## Entries supplied

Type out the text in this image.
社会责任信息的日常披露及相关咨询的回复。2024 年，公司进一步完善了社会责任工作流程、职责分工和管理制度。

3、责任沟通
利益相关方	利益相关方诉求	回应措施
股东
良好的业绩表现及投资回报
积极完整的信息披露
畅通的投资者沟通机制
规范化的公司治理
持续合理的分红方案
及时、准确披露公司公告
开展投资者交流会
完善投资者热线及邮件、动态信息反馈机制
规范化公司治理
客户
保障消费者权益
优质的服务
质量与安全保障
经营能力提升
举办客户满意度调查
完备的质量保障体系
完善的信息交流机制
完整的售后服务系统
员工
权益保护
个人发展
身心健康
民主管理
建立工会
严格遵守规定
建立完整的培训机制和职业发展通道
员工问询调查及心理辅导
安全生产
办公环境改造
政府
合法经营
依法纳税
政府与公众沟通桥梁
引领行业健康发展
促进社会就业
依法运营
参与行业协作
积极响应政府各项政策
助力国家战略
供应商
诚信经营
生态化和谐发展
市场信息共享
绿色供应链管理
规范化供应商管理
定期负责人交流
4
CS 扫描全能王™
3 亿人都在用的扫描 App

## What the exercise asks
Output the whole listing above again, word for word.

## Result of this task
Type out the text in this image.
社会责任信息的日常披露及相关咨询的回复。2024 年，公司进一步完善了社会责任工作流程、职责分工和管理制度。

3、责任沟通
利益相关方	利益相关方诉求	回应措施
股东
良好的业绩表现及投资回报
积极完整的信息披露
畅通的投资者沟通机制
规范化的公司治理
持续合理的分红方案
及时、准确披露公司公告
开展投资者交流会
完善投资者热线及邮件、动态信息反馈机制
规范化公司治理
客户
保障消费者权益
优质的服务
质量与安全保障
经营能力提升
举办客户满意度调查
完备的质量保障体系
完善的信息交流机制
完整的售后服务系统
员工
权益保护
个人发展
身心健康
民主管理
建立工会
严格遵守规定
建立完整的培训机制和职业发展通道
员工问询调查及心理辅导
安全生产
办公环境改造
政府
合法经营
依法纳税
政府与公众沟通桥梁
引领行业健康发展
促进社会就业
依法运营
参与行业协作
积极响应政府各项政策
助力国家战略
供应商
诚信经营
生态化和谐发展
市场信息共享
绿色供应链管理
规范化供应商管理
定期负责人交流
4
CS 扫描全能王™
3 亿人都在用的扫描 App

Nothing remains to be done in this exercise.